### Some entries
-------------------------
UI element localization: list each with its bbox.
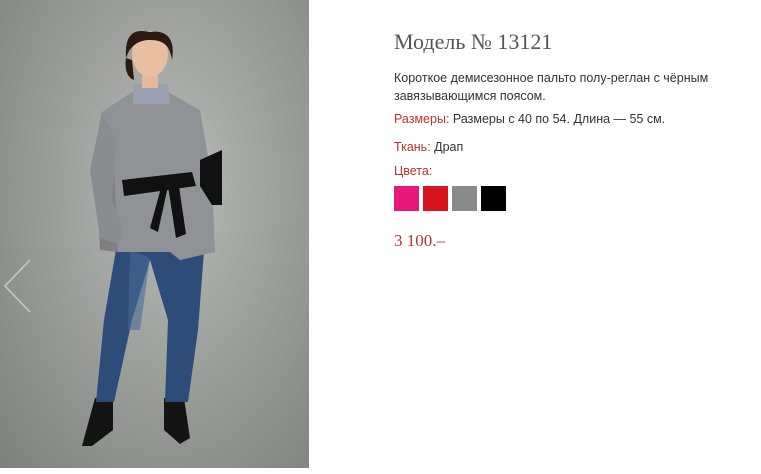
color-swatch-red[interactable] [423, 186, 448, 211]
sizes-value: Размеры с 40 по 54. Длина — 55 см. [449, 112, 666, 126]
sizes-row: Размеры: Размеры с 40 по 54. Длина — 55 … [394, 112, 665, 126]
colors-row: Цвета: [394, 164, 432, 178]
color-swatch-gray[interactable] [452, 186, 477, 211]
color-swatch-black[interactable] [481, 186, 506, 211]
product-description: Короткое демисезонное пальто полу-реглан… [394, 71, 709, 103]
model-illustration [82, 31, 222, 446]
color-swatches [394, 186, 506, 211]
chevron-left-icon [3, 259, 31, 313]
colors-label: Цвета: [394, 164, 433, 178]
color-swatch-pink[interactable] [394, 186, 419, 211]
fabric-label: Ткань: [394, 140, 431, 154]
product-price: 3 100.– [394, 231, 445, 250]
product-photo [0, 0, 309, 468]
fabric-value: Драп [430, 140, 464, 154]
product-title: Модель № 13121 [394, 29, 553, 54]
gallery-prev-button[interactable] [2, 258, 32, 314]
sizes-label: Размеры: [394, 112, 450, 126]
fabric-row: Ткань: Драп [394, 140, 463, 154]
-------------------------
### Given problem
Please recast the lines of the entries above as a numbered list, skipping blank lines and leaving the pictures out.

### Output for this task
1. UI element localization: list each with its bbox.
2. color-swatch-red[interactable] [423, 186, 448, 211]
3. sizes-value: Размеры с 40 по 54. Длина — 55 см. [449, 112, 666, 126]
4. sizes-row: Размеры: Размеры с 40 по 54. Длина — 55 … [394, 112, 665, 126]
5. colors-row: Цвета: [394, 164, 432, 178]
6. color-swatch-gray[interactable] [452, 186, 477, 211]
7. color-swatch-black[interactable] [481, 186, 506, 211]
8. product-description: Короткое демисезонное пальто полу-реглан… [394, 71, 709, 103]
9. model-illustration [82, 31, 222, 446]
10. color-swatches [394, 186, 506, 211]
11. chevron-left-icon [3, 259, 31, 313]
12. colors-label: Цвета: [394, 164, 433, 178]
13. color-swatch-pink[interactable] [394, 186, 419, 211]
14. fabric-label: Ткань: [394, 140, 431, 154]
15. product-price: 3 100.– [394, 231, 445, 250]
16. product-photo [0, 0, 309, 468]
17. fabric-value: Драп [430, 140, 464, 154]
18. product-title: Модель № 13121 [394, 29, 553, 54]
19. gallery-prev-button[interactable] [2, 258, 32, 314]
20. sizes-label: Размеры: [394, 112, 450, 126]
21. fabric-row: Ткань: Драп [394, 140, 463, 154]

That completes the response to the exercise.